--- START ---

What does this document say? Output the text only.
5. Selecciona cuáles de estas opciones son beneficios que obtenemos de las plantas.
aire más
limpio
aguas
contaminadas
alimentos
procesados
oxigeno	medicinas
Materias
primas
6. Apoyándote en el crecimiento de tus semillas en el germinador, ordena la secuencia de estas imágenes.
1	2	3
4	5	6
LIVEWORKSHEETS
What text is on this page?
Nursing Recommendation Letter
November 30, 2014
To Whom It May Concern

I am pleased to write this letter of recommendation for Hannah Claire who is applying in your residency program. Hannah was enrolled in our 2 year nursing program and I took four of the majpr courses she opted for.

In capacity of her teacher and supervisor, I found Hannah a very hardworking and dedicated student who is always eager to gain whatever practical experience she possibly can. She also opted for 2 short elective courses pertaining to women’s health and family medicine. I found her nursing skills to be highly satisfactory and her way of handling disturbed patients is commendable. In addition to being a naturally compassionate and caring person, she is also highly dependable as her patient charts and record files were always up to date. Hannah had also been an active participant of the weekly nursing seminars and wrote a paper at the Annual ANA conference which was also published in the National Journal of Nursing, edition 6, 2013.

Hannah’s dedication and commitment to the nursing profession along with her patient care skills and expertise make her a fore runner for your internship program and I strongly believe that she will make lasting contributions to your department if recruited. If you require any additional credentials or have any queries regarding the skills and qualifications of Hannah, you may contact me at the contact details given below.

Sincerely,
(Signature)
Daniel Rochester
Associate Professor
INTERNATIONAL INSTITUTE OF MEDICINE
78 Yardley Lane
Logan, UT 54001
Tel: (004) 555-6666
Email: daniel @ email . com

--- END ---

■ **Directions**
An exact transcription of all the records is needed.

■ **Answer space**
What does this document say? Output the text only.
5. Selecciona cuáles de estas opciones son beneficios que obtenemos de las plantas.
aire más
limpio
aguas
contaminadas
alimentos
procesados
oxigeno	medicinas
Materias
primas
6. Apoyándote en el crecimiento de tus semillas en el germinador, ordena la secuencia de estas imágenes.
1	2	3
4	5	6
LIVEWORKSHEETS
What text is on this page?
Nursing Recommendation Letter
November 30, 2014
To Whom It May Concern

I am pleased to write this letter of recommendation for Hannah Claire who is applying in your residency program. Hannah was enrolled in our 2 year nursing program and I took four of the majpr courses she opted for.

In capacity of her teacher and supervisor, I found Hannah a very hardworking and dedicated student who is always eager to gain whatever practical experience she possibly can. She also opted for 2 short elective courses pertaining to women’s health and family medicine. I found her nursing skills to be highly satisfactory and her way of handling disturbed patients is commendable. In addition to being a naturally compassionate and caring person, she is also highly dependable as her patient charts and record files were always up to date. Hannah had also been an active participant of the weekly nursing seminars and wrote a paper at the Annual ANA conference which was also published in the National Journal of Nursing, edition 6, 2013.

Hannah’s dedication and commitment to the nursing profession along with her patient care skills and expertise make her a fore runner for your internship program and I strongly believe that she will make lasting contributions to your department if recruited. If you require any additional credentials or have any queries regarding the skills and qualifications of Hannah, you may contact me at the contact details given below.

Sincerely,
(Signature)
Daniel Rochester
Associate Professor
INTERNATIONAL INSTITUTE OF MEDICINE
78 Yardley Lane
Logan, UT 54001
Tel: (004) 555-6666
Email: daniel @ email . com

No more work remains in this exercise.